## Entries shown
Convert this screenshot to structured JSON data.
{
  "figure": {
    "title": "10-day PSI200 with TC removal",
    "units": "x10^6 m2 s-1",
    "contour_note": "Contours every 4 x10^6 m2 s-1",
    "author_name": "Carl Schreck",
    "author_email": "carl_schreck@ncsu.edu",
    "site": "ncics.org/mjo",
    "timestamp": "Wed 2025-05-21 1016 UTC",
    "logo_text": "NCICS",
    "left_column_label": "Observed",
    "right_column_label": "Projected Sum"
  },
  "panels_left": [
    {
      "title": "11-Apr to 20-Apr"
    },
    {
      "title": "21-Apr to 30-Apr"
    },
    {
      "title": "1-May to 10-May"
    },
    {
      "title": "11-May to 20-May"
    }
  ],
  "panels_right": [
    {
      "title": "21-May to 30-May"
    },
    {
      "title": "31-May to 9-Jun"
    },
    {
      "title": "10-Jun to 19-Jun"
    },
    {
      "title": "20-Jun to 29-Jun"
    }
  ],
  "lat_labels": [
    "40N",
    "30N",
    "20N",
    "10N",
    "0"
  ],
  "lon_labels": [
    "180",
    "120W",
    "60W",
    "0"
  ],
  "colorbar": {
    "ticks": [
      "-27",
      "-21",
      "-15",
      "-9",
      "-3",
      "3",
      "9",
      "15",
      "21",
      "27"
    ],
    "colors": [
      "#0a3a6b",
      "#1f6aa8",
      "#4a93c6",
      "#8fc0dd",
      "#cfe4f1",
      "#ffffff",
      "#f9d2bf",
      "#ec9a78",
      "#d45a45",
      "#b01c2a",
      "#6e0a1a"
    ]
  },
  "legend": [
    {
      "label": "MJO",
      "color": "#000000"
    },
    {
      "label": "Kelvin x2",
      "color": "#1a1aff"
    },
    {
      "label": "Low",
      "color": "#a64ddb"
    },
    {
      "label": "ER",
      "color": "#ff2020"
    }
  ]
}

## Task description
Pick out the lines above that hold the string "title" and show them.

## Correct response
    "title": "10-day PSI200 with TC removal",
      "title": "11-Apr to 20-Apr"
      "title": "21-Apr to 30-Apr"
      "title": "1-May to 10-May"
      "title": "11-May to 20-May"
      "title": "21-May to 30-May"
      "title": "31-May to 9-Jun"
      "title": "10-Jun to 19-Jun"
      "title": "20-Jun to 29-Jun"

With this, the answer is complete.